WRITTEN TASK
Copy out the part of the forum thread about fence finials that runs from "and at night" to "(Oct 16, 2011)", word for word.

PASSAGE TO READ
# 5 cent fence finials



## killerhaunts (Jan 6, 2010)

Those look really fantastic! How do they hold up in the weather? Most of us get a big wet storm right before Halloween.


----------



## discozombie (Sep 12, 2011)

Not sure they are still living in my basement, I too have to deal with wet October weather. You got me thinking... Ill make a mock one or two and put them out for the spring and see how they hold up.



killerhaunts said:


> Those look really fantastic! How do they hold up in the weather? Most of us get a big wet storm right before Halloween.


----------



## xrockonx911 (Jul 28, 2010)

very kool... stolloween did pretty much the same thing and I think just weatherized his... (spar urethane maybe) 
either way... at 2 bucks for 40 if they get ruined you'll have a craft for the kids during the off season! 

thanks for sharing a different version of these.


----------



## billman (May 1, 2006)

Excellent Idea!! Time to start making finials!


----------



## discozombie (Sep 12, 2011)

I just painted a few mock ones last night. I plan to place these outside and see how they hold up. I used a base coat of black latex paint applied via brush. Drylock in areas to add a gritty texture and then a little spay of popcorn ceiling patch (just testing to see what kind of texture I could get out of it.) A second layer of black then dry brush rust and dabs of spar to add shine. Yes this is quite excessive, but I was testing different techniques... Im not totally happy with the results, the rusting dry brush got a little out of hand....


----------



## xrockonx911 (Jul 28, 2010)

yeaah... the rusting may be a little bit much... a little too bright I think... a simple gray wash may knock it down enough....

and at night it may be better to have it pronounced so you pick it out from just plain black! 

either way I think they look great. Thanks for posting. I have a cauldron and a grey fence that I've been thinking about changing up so I'm always checking into these fence and rust threads.


----------



## CreepyCreations (Oct 16, 2011)

(Layout dataset entries)
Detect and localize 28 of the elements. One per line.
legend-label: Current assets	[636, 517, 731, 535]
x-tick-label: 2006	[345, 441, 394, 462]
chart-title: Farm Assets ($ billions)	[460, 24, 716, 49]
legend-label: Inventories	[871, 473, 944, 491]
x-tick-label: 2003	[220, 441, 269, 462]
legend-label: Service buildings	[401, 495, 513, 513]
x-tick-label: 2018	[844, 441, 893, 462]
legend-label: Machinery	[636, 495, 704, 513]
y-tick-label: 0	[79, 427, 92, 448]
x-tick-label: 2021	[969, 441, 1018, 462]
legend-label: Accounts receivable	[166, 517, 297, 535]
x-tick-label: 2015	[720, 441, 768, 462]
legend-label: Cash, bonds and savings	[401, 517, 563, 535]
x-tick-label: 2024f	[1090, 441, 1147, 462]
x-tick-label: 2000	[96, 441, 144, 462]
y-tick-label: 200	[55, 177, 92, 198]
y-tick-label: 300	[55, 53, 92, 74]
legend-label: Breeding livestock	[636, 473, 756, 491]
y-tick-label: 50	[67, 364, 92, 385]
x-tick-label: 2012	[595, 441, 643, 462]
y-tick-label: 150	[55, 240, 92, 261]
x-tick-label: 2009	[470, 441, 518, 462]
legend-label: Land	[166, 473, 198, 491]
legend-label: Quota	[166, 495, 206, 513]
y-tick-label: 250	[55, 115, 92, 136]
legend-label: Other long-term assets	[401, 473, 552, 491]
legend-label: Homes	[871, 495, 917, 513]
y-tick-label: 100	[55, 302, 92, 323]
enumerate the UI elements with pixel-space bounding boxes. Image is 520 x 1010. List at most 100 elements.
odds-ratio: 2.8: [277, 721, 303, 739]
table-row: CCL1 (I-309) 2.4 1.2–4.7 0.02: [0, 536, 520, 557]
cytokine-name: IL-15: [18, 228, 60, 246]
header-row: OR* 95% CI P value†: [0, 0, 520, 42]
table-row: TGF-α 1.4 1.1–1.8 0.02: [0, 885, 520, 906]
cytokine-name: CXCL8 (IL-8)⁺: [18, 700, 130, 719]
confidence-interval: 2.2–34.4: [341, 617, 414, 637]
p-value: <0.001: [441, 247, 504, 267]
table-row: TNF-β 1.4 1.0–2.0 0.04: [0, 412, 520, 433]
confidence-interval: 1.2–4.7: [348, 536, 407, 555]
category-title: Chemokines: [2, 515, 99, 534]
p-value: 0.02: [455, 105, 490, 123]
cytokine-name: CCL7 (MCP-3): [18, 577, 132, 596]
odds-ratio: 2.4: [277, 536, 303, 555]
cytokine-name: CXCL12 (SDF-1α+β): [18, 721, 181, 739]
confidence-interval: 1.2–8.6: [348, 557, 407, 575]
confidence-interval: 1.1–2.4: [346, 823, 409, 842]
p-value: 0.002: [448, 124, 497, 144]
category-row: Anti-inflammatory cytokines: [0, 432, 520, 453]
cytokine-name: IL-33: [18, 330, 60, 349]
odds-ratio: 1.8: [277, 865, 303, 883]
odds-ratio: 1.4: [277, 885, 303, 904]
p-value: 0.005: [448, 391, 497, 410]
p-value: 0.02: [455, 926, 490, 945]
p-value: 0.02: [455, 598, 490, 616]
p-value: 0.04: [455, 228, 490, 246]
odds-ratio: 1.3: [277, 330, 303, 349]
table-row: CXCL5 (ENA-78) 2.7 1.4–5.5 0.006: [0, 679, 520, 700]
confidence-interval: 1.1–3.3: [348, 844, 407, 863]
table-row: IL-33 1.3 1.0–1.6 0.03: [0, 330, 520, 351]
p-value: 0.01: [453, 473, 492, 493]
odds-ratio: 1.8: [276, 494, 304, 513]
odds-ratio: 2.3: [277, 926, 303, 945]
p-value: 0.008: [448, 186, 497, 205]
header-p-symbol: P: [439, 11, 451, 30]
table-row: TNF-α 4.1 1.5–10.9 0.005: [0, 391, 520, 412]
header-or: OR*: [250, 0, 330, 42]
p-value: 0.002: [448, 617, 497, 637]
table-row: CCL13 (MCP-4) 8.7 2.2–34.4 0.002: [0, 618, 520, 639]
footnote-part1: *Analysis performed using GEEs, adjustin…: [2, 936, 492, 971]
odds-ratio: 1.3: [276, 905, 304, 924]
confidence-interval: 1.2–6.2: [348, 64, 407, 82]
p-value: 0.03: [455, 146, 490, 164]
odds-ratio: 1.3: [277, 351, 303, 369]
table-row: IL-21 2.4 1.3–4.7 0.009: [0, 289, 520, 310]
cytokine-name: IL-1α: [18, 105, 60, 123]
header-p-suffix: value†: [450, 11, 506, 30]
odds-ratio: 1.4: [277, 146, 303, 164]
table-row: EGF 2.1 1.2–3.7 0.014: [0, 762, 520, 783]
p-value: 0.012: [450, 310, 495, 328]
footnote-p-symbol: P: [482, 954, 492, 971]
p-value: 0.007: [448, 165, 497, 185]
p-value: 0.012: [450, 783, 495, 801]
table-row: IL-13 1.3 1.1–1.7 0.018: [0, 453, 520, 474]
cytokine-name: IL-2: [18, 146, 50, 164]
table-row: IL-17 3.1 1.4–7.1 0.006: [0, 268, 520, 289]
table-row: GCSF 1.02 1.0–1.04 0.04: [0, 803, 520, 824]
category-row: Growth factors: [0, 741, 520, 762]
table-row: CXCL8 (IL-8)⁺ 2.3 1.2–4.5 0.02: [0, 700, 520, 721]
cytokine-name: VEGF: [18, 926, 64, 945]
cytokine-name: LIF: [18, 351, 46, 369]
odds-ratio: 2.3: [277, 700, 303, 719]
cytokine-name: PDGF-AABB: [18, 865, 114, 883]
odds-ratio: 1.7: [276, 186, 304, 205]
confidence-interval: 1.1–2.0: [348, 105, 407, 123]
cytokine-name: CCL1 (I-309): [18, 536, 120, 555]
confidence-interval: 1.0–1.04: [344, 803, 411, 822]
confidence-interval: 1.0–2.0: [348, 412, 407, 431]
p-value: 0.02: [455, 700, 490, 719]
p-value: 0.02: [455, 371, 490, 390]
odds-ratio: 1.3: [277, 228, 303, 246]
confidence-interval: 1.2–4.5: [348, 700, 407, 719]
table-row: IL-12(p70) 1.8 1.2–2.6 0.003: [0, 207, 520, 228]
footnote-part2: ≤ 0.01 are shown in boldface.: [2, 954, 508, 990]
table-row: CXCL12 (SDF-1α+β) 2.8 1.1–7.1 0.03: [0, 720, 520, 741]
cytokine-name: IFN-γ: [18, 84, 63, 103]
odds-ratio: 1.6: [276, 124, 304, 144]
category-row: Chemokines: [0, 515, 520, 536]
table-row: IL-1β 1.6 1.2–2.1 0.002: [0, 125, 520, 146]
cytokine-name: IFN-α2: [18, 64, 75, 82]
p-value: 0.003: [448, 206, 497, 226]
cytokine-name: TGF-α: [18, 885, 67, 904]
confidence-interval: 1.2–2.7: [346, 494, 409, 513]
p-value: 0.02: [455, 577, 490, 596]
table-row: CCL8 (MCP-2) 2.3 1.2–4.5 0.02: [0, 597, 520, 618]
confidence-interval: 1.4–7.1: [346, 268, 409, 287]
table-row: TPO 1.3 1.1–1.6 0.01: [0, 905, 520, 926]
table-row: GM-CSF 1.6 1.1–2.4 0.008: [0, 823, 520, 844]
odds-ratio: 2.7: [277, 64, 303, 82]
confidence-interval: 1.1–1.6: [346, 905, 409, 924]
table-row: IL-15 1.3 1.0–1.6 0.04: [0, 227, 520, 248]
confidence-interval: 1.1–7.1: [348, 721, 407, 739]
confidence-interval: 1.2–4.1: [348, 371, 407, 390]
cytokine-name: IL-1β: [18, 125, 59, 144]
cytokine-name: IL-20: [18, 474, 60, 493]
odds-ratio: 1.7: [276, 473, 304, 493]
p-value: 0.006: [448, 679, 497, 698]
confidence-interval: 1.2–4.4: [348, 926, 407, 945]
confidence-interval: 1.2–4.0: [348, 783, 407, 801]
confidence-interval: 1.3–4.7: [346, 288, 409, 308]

THE RESULT
and at night it may be better to have it pronounced so you pick it out from just plain black! 

either way I think they look great. Thanks for posting. I have a cauldron and a grey fence that I've been thinking about changing up so I'm always checking into these fence and rust threads.


----------



## CreepyCreations (Oct 16, 2011)